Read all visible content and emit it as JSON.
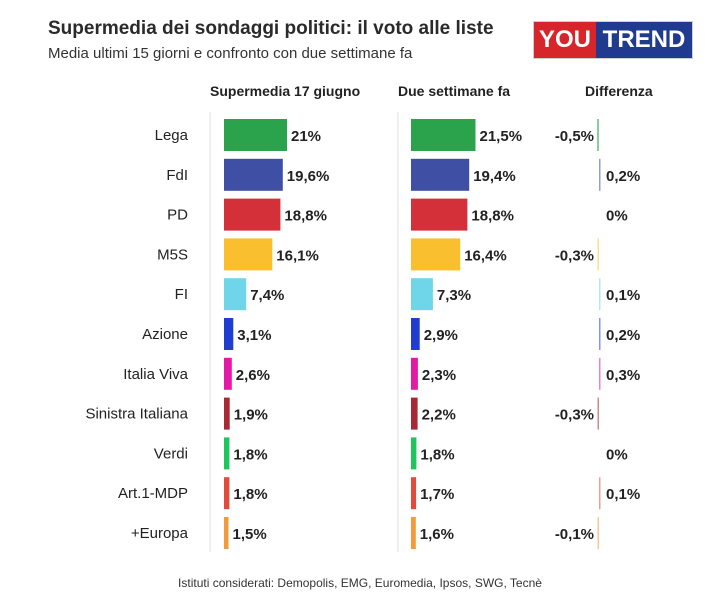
{
  "header": {
    "title": "Supermedia dei sondaggi politici: il voto alle liste",
    "subtitle": "Media ultimi 15 giorni e confronto con due settimane fa",
    "logo_you": "YOU",
    "logo_trend": "TREND"
  },
  "columns": {
    "current": "Supermedia 17 giugno",
    "previous": "Due settimane fa",
    "difference": "Differenza"
  },
  "footer": "Istituti considerati: Demopolis, EMG, Euromedia, Ipsos, SWG, Tecnè",
  "chart_data": {
    "type": "bar",
    "orientation": "horizontal",
    "categories": [
      "Lega",
      "FdI",
      "PD",
      "M5S",
      "FI",
      "Azione",
      "Italia Viva",
      "Sinistra Italiana",
      "Verdi",
      "Art.1-MDP",
      "+Europa"
    ],
    "colors": [
      "#2ba24c",
      "#3f4fa3",
      "#d3303a",
      "#f9bf2f",
      "#6fd6ea",
      "#1f3ed1",
      "#e31aa6",
      "#a82834",
      "#1cc65a",
      "#e04b3c",
      "#f39a3c"
    ],
    "series": [
      {
        "name": "Supermedia 17 giugno",
        "values": [
          21,
          19.6,
          18.8,
          16.1,
          7.4,
          3.1,
          2.6,
          1.9,
          1.8,
          1.8,
          1.5
        ],
        "labels": [
          "21%",
          "19,6%",
          "18,8%",
          "16,1%",
          "7,4%",
          "3,1%",
          "2,6%",
          "1,9%",
          "1,8%",
          "1,8%",
          "1,5%"
        ]
      },
      {
        "name": "Due settimane fa",
        "values": [
          21.5,
          19.4,
          18.8,
          16.4,
          7.3,
          2.9,
          2.3,
          2.2,
          1.8,
          1.7,
          1.6
        ],
        "labels": [
          "21,5%",
          "19,4%",
          "18,8%",
          "16,4%",
          "7,3%",
          "2,9%",
          "2,3%",
          "2,2%",
          "1,8%",
          "1,7%",
          "1,6%"
        ]
      },
      {
        "name": "Differenza",
        "values": [
          -0.5,
          0.2,
          0,
          -0.3,
          0.1,
          0.2,
          0.3,
          -0.3,
          0,
          0.1,
          -0.1
        ],
        "labels": [
          "-0,5%",
          "0,2%",
          "0%",
          "-0,3%",
          "0,1%",
          "0,2%",
          "0,3%",
          "-0,3%",
          "0%",
          "0,1%",
          "-0,1%"
        ]
      }
    ]
  }
}
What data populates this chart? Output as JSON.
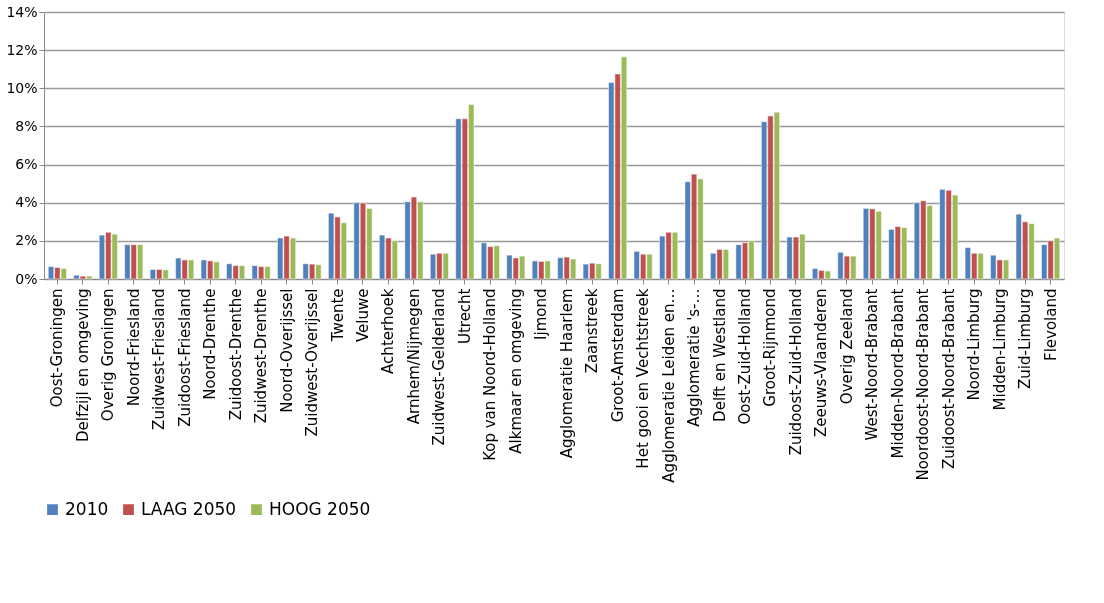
{
  "chart_data": {
    "type": "bar",
    "categories": [
      "Oost-Groningen",
      "Delfzijl en omgeving",
      "Overig Groningen",
      "Noord-Friesland",
      "Zuidwest-Friesland",
      "Zuidoost-Friesland",
      "Noord-Drenthe",
      "Zuidoost-Drenthe",
      "Zuidwest-Drenthe",
      "Noord-Overijssel",
      "Zuidwest-Overijssel",
      "Twente",
      "Veluwe",
      "Achterhoek",
      "Arnhem/Nijmegen",
      "Zuidwest-Gelderland",
      "Utrecht",
      "Kop van Noord-Holland",
      "Alkmaar en omgeving",
      "Ijmond",
      "Agglomeratie Haarlem",
      "Zaanstreek",
      "Groot-Amsterdam",
      "Het gooi en Vechtstreek",
      "Agglomeratie Leiden en…",
      "Agglomeratie 's-…",
      "Delft en Westland",
      "Oost-Zuid-Holland",
      "Groot-Rijnmond",
      "Zuidoost-Zuid-Holland",
      "Zeeuws-Vlaanderen",
      "Overig Zeeland",
      "West-Noord-Brabant",
      "Midden-Noord-Brabant",
      "Noordoost-Noord-Brabant",
      "Zuidoost-Noord-Brabant",
      "Noord-Limburg",
      "Midden-Limburg",
      "Zuid-Limburg",
      "Flevoland"
    ],
    "series": [
      {
        "name": "2010",
        "color": "#4f81bd",
        "values": [
          0.65,
          0.2,
          2.3,
          1.8,
          0.5,
          1.1,
          1.0,
          0.8,
          0.7,
          2.15,
          0.8,
          3.45,
          4.0,
          2.3,
          4.05,
          1.3,
          8.4,
          1.9,
          1.25,
          0.95,
          1.12,
          0.78,
          10.3,
          1.45,
          2.25,
          5.1,
          1.35,
          1.8,
          8.25,
          2.2,
          0.55,
          1.4,
          3.7,
          2.6,
          4.0,
          4.7,
          1.65,
          1.25,
          3.4,
          1.8
        ]
      },
      {
        "name": "LAAG 2050",
        "color": "#c0504d",
        "values": [
          0.6,
          0.15,
          2.45,
          1.8,
          0.5,
          1.0,
          0.95,
          0.7,
          0.65,
          2.25,
          0.78,
          3.25,
          3.98,
          2.15,
          4.3,
          1.35,
          8.4,
          1.7,
          1.1,
          0.92,
          1.15,
          0.83,
          10.75,
          1.3,
          2.45,
          5.5,
          1.55,
          1.9,
          8.55,
          2.2,
          0.45,
          1.2,
          3.68,
          2.75,
          4.1,
          4.65,
          1.35,
          1.0,
          3.0,
          2.0
        ]
      },
      {
        "name": "HOOG 2050",
        "color": "#9bbb59",
        "values": [
          0.55,
          0.15,
          2.35,
          1.8,
          0.48,
          1.0,
          0.9,
          0.7,
          0.65,
          2.15,
          0.75,
          2.95,
          3.7,
          2.0,
          4.05,
          1.35,
          9.15,
          1.75,
          1.2,
          0.95,
          1.05,
          0.8,
          11.65,
          1.3,
          2.45,
          5.25,
          1.55,
          2.0,
          8.75,
          2.35,
          0.42,
          1.2,
          3.55,
          2.7,
          3.85,
          4.4,
          1.35,
          1.0,
          2.9,
          2.15
        ]
      }
    ],
    "ylim": [
      0,
      14
    ],
    "yticks": [
      {
        "value": 0,
        "label": "0%"
      },
      {
        "value": 2,
        "label": "2%"
      },
      {
        "value": 4,
        "label": "4%"
      },
      {
        "value": 6,
        "label": "6%"
      },
      {
        "value": 8,
        "label": "8%"
      },
      {
        "value": 10,
        "label": "10%"
      },
      {
        "value": 12,
        "label": "12%"
      },
      {
        "value": 14,
        "label": "14%"
      }
    ],
    "grid": "y",
    "legend": "bottom"
  }
}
******
Short exercise: List every line in the records above that contains the word "Holland".

Exercise solution:
      "Kop van Noord-Holland",
      "Oost-Zuid-Holland",
      "Zuidoost-Zuid-Holland",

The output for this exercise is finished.